> _TASK INSTRUCTIONS_:
Every line of the material is to be quoted verbatim, minus the pictures.

> _SUPPLIED DATA_:
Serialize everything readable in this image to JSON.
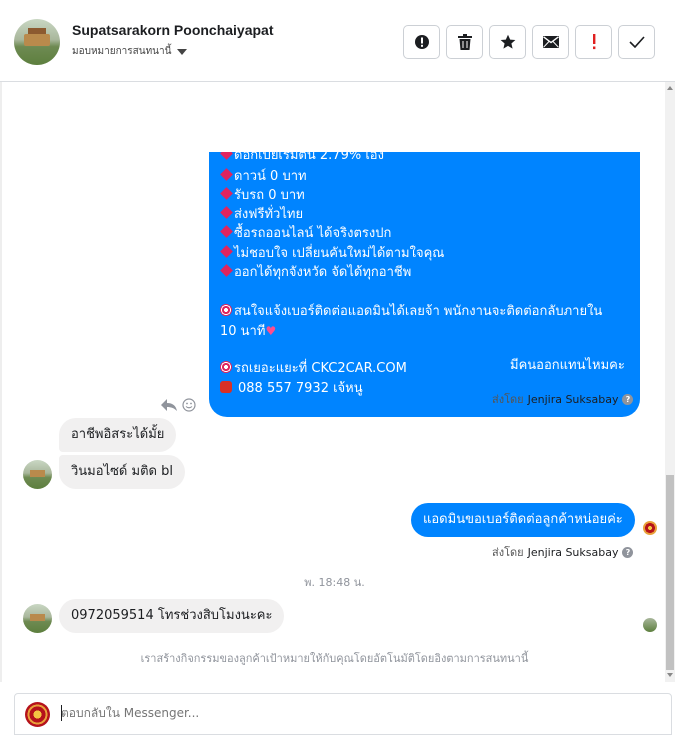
{
  "header": {
    "name": "Supatsarakorn Poonchaiyapat",
    "assign_label": "มอบหมายการสนทนานี้",
    "actions": [
      "spam-icon",
      "trash-icon",
      "star-icon",
      "envelope-icon",
      "important-icon",
      "check-icon"
    ]
  },
  "big_message": {
    "lines": [
      "ดอกเบี้ยเริ่มต้น 2.79% เอง",
      "ดาวน์ 0 บาท",
      "รับรถ 0 บาท",
      "ส่งฟรีทั่วไทย",
      "ซื้อรถออนไลน์ ได้จริงตรงปก",
      "ไม่ชอบใจ เปลี่ยนคันใหม่ได้ตามใจคุณ",
      "ออกได้ทุกจังหวัด จัดได้ทุกอาชีพ"
    ],
    "cta_line1": "สนใจแจ้งเบอร์ติดต่อแอดมินได้เลยจ้า พนักงานจะติดต่อกลับภายใน",
    "cta_line2": "10 นาที",
    "site_line": "รถเยอะแยะที่ CKC2CAR.COM",
    "phone_line": "088 557 7932 เจ้หนู"
  },
  "messages": {
    "out1": "มีคนออกแทนไหมคะ",
    "sentby_prefix": "ส่งโดย",
    "sentby_name": "Jenjira Suksabay",
    "in1": "อาชีพอิสระได้มั้ย",
    "in2": "วินมอไซด์ มติด bl",
    "out2": "แอดมินขอเบอร์ติดต่อลูกค้าหน่อยค่ะ",
    "timestamp": "พ. 18:48 น.",
    "in3": "0972059514 โทรช่วงสิบโมงนะคะ",
    "notice": "เราสร้างกิจกรรมของลูกค้าเป้าหมายให้กับคุณโดยอัตโนมัติโดยอิงตามการสนทนานี้"
  },
  "composer": {
    "placeholder": "ตอบกลับใน Messenger..."
  },
  "colors": {
    "outgoing_bubble": "#0084ff",
    "incoming_bubble": "#f1f0f0",
    "accent_red": "#e0245e"
  }
}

> _SOLUTION TO THIS EXERCISE_:
Serialize everything readable in this image to JSON.
{
  "header": {
    "name": "Supatsarakorn Poonchaiyapat",
    "assign_label": "มอบหมายการสนทนานี้",
    "actions": [
      "spam-icon",
      "trash-icon",
      "star-icon",
      "envelope-icon",
      "important-icon",
      "check-icon"
    ]
  },
  "big_message": {
    "lines": [
      "ดอกเบี้ยเริ่มต้น 2.79% เอง",
      "ดาวน์ 0 บาท",
      "รับรถ 0 บาท",
      "ส่งฟรีทั่วไทย",
      "ซื้อรถออนไลน์ ได้จริงตรงปก",
      "ไม่ชอบใจ เปลี่ยนคันใหม่ได้ตามใจคุณ",
      "ออกได้ทุกจังหวัด จัดได้ทุกอาชีพ"
    ],
    "cta_line1": "สนใจแจ้งเบอร์ติดต่อแอดมินได้เลยจ้า พนักงานจะติดต่อกลับภายใน",
    "cta_line2": "10 นาที",
    "site_line": "รถเยอะแยะที่ CKC2CAR.COM",
    "phone_line": "088 557 7932 เจ้หนู"
  },
  "messages": {
    "out1": "มีคนออกแทนไหมคะ",
    "sentby_prefix": "ส่งโดย",
    "sentby_name": "Jenjira Suksabay",
    "in1": "อาชีพอิสระได้มั้ย",
    "in2": "วินมอไซด์ มติด bl",
    "out2": "แอดมินขอเบอร์ติดต่อลูกค้าหน่อยค่ะ",
    "timestamp": "พ. 18:48 น.",
    "in3": "0972059514 โทรช่วงสิบโมงนะคะ",
    "notice": "เราสร้างกิจกรรมของลูกค้าเป้าหมายให้กับคุณโดยอัตโนมัติโดยอิงตามการสนทนานี้"
  },
  "composer": {
    "placeholder": "ตอบกลับใน Messenger..."
  },
  "colors": {
    "outgoing_bubble": "#0084ff",
    "incoming_bubble": "#f1f0f0",
    "accent_red": "#e0245e"
  }
}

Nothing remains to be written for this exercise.